(Listed records):
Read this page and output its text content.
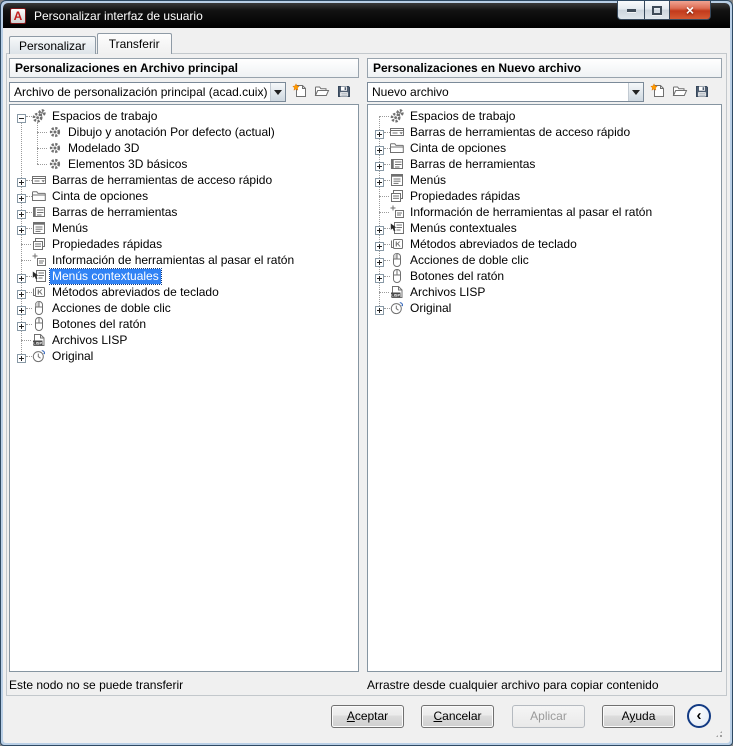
A Personalizar interfaz de usuario	×
Personalizar	Transferir
Personalizaciones en Archivo principal
Archivo de personalización principal (acad.cuix)
Espacios de trabajo
Dibujo y anotación Por defecto (actual)
Modelado 3D
Elementos 3D básicos
Barras de herramientas de acceso rápido
Cinta de opciones
Barras de herramientas
Menús
Propiedades rápidas
Información de herramientas al pasar el ratón
Menús contextuales
K Métodos abreviados de teclado
Acciones de doble clic
Botones del ratón
LISP Archivos LISP
Original
Personalizaciones en Nuevo archivo
Nuevo archivo
Espacios de trabajo
Barras de herramientas de acceso rápido
Cinta de opciones
Barras de herramientas
Menús
Propiedades rápidas
Información de herramientas al pasar el ratón
Menús contextuales
K Métodos abreviados de teclado
Acciones de doble clic
Botones del ratón
LISP Archivos LISP
Original
Este nodo no se puede transferir	Arrastre desde cualquier archivo para copiar contenido
Aceptar	Cancelar	Aplicar	Ayuda	‹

(What you need to do): Set down the complete material exactly, but do not include the images.

(Response to the task):
Read this page and output its text content.
A Personalizar interfaz de usuario	×
Personalizar	Transferir
Personalizaciones en Archivo principal
Archivo de personalización principal (acad.cuix)
Espacios de trabajo
Dibujo y anotación Por defecto (actual)
Modelado 3D
Elementos 3D básicos
Barras de herramientas de acceso rápido
Cinta de opciones
Barras de herramientas
Menús
Propiedades rápidas
Información de herramientas al pasar el ratón
Menús contextuales
K Métodos abreviados de teclado
Acciones de doble clic
Botones del ratón
LISP Archivos LISP
Original
Personalizaciones en Nuevo archivo
Nuevo archivo
Espacios de trabajo
Barras de herramientas de acceso rápido
Cinta de opciones
Barras de herramientas
Menús
Propiedades rápidas
Información de herramientas al pasar el ratón
Menús contextuales
K Métodos abreviados de teclado
Acciones de doble clic
Botones del ratón
LISP Archivos LISP
Original
Este nodo no se puede transferir	Arrastre desde cualquier archivo para copiar contenido
Aceptar	Cancelar	Aplicar	Ayuda	‹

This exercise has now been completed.